» What you are asked to do
The data must be returned in full and exactly as given.
┄┄┄┄┄┄┄┄┄┄┄┄┄┄┄┄┄┄┄┄
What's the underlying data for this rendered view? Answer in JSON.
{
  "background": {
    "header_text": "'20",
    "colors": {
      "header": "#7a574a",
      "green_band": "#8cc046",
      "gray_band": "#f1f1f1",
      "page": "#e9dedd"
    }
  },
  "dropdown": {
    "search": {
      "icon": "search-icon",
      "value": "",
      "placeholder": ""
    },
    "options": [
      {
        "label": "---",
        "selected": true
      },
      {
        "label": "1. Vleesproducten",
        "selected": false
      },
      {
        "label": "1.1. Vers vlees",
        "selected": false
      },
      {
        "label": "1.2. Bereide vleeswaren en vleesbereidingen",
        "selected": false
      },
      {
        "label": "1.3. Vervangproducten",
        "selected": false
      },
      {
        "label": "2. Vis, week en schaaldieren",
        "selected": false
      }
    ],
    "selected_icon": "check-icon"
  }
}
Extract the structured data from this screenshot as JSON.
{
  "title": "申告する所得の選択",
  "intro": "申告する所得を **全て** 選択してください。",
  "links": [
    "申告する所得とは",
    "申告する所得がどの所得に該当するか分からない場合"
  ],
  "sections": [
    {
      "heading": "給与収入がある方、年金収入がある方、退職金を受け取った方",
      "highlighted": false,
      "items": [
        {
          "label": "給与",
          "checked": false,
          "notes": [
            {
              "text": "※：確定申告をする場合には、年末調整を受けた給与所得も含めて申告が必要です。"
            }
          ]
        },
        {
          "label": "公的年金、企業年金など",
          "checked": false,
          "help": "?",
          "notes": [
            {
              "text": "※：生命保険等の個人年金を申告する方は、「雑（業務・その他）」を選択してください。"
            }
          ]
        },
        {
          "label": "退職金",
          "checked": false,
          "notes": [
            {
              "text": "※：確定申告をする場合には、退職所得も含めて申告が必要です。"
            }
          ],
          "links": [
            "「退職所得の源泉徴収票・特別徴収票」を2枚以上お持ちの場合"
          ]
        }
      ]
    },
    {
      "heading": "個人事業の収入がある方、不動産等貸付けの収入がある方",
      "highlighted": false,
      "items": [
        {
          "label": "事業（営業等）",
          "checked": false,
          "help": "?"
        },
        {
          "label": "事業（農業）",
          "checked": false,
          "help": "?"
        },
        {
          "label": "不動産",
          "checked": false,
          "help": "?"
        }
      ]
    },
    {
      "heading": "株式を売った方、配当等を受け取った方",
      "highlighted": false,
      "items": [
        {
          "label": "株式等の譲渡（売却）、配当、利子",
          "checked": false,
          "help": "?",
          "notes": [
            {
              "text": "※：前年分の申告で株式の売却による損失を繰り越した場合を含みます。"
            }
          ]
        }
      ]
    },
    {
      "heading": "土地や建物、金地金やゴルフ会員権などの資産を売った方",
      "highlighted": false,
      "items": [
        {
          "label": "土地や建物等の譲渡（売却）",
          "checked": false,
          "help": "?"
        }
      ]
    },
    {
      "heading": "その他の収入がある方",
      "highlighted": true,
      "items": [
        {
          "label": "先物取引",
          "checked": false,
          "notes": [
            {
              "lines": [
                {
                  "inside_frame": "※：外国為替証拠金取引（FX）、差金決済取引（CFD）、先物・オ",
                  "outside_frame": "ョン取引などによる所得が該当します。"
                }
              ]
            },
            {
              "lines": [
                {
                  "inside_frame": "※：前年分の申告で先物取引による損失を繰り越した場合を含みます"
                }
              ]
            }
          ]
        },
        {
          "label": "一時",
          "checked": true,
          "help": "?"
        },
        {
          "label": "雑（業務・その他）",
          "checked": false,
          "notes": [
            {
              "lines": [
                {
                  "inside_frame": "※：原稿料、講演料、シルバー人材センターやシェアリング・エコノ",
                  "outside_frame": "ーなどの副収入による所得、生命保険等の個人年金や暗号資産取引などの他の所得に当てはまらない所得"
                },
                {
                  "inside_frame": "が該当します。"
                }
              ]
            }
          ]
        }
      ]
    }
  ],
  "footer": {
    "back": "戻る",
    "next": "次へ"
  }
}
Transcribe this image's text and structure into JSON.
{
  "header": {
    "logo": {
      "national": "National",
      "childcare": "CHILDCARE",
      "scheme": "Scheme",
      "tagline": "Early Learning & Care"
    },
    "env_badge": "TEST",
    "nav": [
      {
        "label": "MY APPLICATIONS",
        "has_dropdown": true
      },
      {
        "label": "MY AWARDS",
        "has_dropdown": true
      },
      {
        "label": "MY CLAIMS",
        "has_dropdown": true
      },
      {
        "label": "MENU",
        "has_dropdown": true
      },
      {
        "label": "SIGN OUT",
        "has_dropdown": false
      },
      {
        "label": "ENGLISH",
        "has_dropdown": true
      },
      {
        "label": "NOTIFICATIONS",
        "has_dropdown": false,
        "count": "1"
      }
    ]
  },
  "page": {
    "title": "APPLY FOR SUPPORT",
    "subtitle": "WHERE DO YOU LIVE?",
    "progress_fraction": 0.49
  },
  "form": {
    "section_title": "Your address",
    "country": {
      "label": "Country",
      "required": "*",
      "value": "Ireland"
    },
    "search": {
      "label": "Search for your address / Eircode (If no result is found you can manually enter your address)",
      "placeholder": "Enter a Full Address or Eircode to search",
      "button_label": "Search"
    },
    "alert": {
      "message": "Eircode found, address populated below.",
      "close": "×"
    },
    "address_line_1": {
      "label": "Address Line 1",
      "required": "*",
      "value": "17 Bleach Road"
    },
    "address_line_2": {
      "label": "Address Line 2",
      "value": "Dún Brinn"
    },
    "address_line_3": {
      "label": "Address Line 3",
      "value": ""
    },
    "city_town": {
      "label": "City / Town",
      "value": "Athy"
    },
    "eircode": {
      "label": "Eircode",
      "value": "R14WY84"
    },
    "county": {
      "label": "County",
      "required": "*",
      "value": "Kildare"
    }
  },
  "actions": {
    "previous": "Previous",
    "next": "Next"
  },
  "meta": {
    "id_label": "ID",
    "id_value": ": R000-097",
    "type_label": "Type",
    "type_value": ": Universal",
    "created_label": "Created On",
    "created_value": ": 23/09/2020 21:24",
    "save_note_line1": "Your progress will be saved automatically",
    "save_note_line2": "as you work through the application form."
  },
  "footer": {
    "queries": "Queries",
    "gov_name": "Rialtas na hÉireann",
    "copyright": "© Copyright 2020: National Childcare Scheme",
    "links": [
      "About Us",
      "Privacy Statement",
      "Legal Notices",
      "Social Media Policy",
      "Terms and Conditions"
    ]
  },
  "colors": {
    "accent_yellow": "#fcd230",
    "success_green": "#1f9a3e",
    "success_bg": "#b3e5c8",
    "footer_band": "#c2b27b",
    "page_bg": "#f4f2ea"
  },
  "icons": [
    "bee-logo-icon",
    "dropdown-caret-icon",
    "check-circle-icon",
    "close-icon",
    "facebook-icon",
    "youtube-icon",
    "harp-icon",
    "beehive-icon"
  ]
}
┄┄┄┄┄┄┄┄┄┄┄┄┄┄┄┄┄┄┄┄
» Result of this task
What's the underlying data for this rendered view? Answer in JSON.
{
  "background": {
    "header_text": "'20",
    "colors": {
      "header": "#7a574a",
      "green_band": "#8cc046",
      "gray_band": "#f1f1f1",
      "page": "#e9dedd"
    }
  },
  "dropdown": {
    "search": {
      "icon": "search-icon",
      "value": "",
      "placeholder": ""
    },
    "options": [
      {
        "label": "---",
        "selected": true
      },
      {
        "label": "1. Vleesproducten",
        "selected": false
      },
      {
        "label": "1.1. Vers vlees",
        "selected": false
      },
      {
        "label": "1.2. Bereide vleeswaren en vleesbereidingen",
        "selected": false
      },
      {
        "label": "1.3. Vervangproducten",
        "selected": false
      },
      {
        "label": "2. Vis, week en schaaldieren",
        "selected": false
      }
    ],
    "selected_icon": "check-icon"
  }
}
Extract the structured data from this screenshot as JSON.
{
  "title": "申告する所得の選択",
  "intro": "申告する所得を **全て** 選択してください。",
  "links": [
    "申告する所得とは",
    "申告する所得がどの所得に該当するか分からない場合"
  ],
  "sections": [
    {
      "heading": "給与収入がある方、年金収入がある方、退職金を受け取った方",
      "highlighted": false,
      "items": [
        {
          "label": "給与",
          "checked": false,
          "notes": [
            {
              "text": "※：確定申告をする場合には、年末調整を受けた給与所得も含めて申告が必要です。"
            }
          ]
        },
        {
          "label": "公的年金、企業年金など",
          "checked": false,
          "help": "?",
          "notes": [
            {
              "text": "※：生命保険等の個人年金を申告する方は、「雑（業務・その他）」を選択してください。"
            }
          ]
        },
        {
          "label": "退職金",
          "checked": false,
          "notes": [
            {
              "text": "※：確定申告をする場合には、退職所得も含めて申告が必要です。"
            }
          ],
          "links": [
            "「退職所得の源泉徴収票・特別徴収票」を2枚以上お持ちの場合"
          ]
        }
      ]
    },
    {
      "heading": "個人事業の収入がある方、不動産等貸付けの収入がある方",
      "highlighted": false,
      "items": [
        {
          "label": "事業（営業等）",
          "checked": false,
          "help": "?"
        },
        {
          "label": "事業（農業）",
          "checked": false,
          "help": "?"
        },
        {
          "label": "不動産",
          "checked": false,
          "help": "?"
        }
      ]
    },
    {
      "heading": "株式を売った方、配当等を受け取った方",
      "highlighted": false,
      "items": [
        {
          "label": "株式等の譲渡（売却）、配当、利子",
          "checked": false,
          "help": "?",
          "notes": [
            {
              "text": "※：前年分の申告で株式の売却による損失を繰り越した場合を含みます。"
            }
          ]
        }
      ]
    },
    {
      "heading": "土地や建物、金地金やゴルフ会員権などの資産を売った方",
      "highlighted": false,
      "items": [
        {
          "label": "土地や建物等の譲渡（売却）",
          "checked": false,
          "help": "?"
        }
      ]
    },
    {
      "heading": "その他の収入がある方",
      "highlighted": true,
      "items": [
        {
          "label": "先物取引",
          "checked": false,
          "notes": [
            {
              "lines": [
                {
                  "inside_frame": "※：外国為替証拠金取引（FX）、差金決済取引（CFD）、先物・オ",
                  "outside_frame": "ョン取引などによる所得が該当します。"
                }
              ]
            },
            {
              "lines": [
                {
                  "inside_frame": "※：前年分の申告で先物取引による損失を繰り越した場合を含みます"
                }
              ]
            }
          ]
        },
        {
          "label": "一時",
          "checked": true,
          "help": "?"
        },
        {
          "label": "雑（業務・その他）",
          "checked": false,
          "notes": [
            {
              "lines": [
                {
                  "inside_frame": "※：原稿料、講演料、シルバー人材センターやシェアリング・エコノ",
                  "outside_frame": "ーなどの副収入による所得、生命保険等の個人年金や暗号資産取引などの他の所得に当てはまらない所得"
                },
                {
                  "inside_frame": "が該当します。"
                }
              ]
            }
          ]
        }
      ]
    }
  ],
  "footer": {
    "back": "戻る",
    "next": "次へ"
  }
}
Transcribe this image's text and structure into JSON.
{
  "header": {
    "logo": {
      "national": "National",
      "childcare": "CHILDCARE",
      "scheme": "Scheme",
      "tagline": "Early Learning & Care"
    },
    "env_badge": "TEST",
    "nav": [
      {
        "label": "MY APPLICATIONS",
        "has_dropdown": true
      },
      {
        "label": "MY AWARDS",
        "has_dropdown": true
      },
      {
        "label": "MY CLAIMS",
        "has_dropdown": true
      },
      {
        "label": "MENU",
        "has_dropdown": true
      },
      {
        "label": "SIGN OUT",
        "has_dropdown": false
      },
      {
        "label": "ENGLISH",
        "has_dropdown": true
      },
      {
        "label": "NOTIFICATIONS",
        "has_dropdown": false,
        "count": "1"
      }
    ]
  },
  "page": {
    "title": "APPLY FOR SUPPORT",
    "subtitle": "WHERE DO YOU LIVE?",
    "progress_fraction": 0.49
  },
  "form": {
    "section_title": "Your address",
    "country": {
      "label": "Country",
      "required": "*",
      "value": "Ireland"
    },
    "search": {
      "label": "Search for your address / Eircode (If no result is found you can manually enter your address)",
      "placeholder": "Enter a Full Address or Eircode to search",
      "button_label": "Search"
    },
    "alert": {
      "message": "Eircode found, address populated below.",
      "close": "×"
    },
    "address_line_1": {
      "label": "Address Line 1",
      "required": "*",
      "value": "17 Bleach Road"
    },
    "address_line_2": {
      "label": "Address Line 2",
      "value": "Dún Brinn"
    },
    "address_line_3": {
      "label": "Address Line 3",
      "value": ""
    },
    "city_town": {
      "label": "City / Town",
      "value": "Athy"
    },
    "eircode": {
      "label": "Eircode",
      "value": "R14WY84"
    },
    "county": {
      "label": "County",
      "required": "*",
      "value": "Kildare"
    }
  },
  "actions": {
    "previous": "Previous",
    "next": "Next"
  },
  "meta": {
    "id_label": "ID",
    "id_value": ": R000-097",
    "type_label": "Type",
    "type_value": ": Universal",
    "created_label": "Created On",
    "created_value": ": 23/09/2020 21:24",
    "save_note_line1": "Your progress will be saved automatically",
    "save_note_line2": "as you work through the application form."
  },
  "footer": {
    "queries": "Queries",
    "gov_name": "Rialtas na hÉireann",
    "copyright": "© Copyright 2020: National Childcare Scheme",
    "links": [
      "About Us",
      "Privacy Statement",
      "Legal Notices",
      "Social Media Policy",
      "Terms and Conditions"
    ]
  },
  "colors": {
    "accent_yellow": "#fcd230",
    "success_green": "#1f9a3e",
    "success_bg": "#b3e5c8",
    "footer_band": "#c2b27b",
    "page_bg": "#f4f2ea"
  },
  "icons": [
    "bee-logo-icon",
    "dropdown-caret-icon",
    "check-circle-icon",
    "close-icon",
    "facebook-icon",
    "youtube-icon",
    "harp-icon",
    "beehive-icon"
  ]
}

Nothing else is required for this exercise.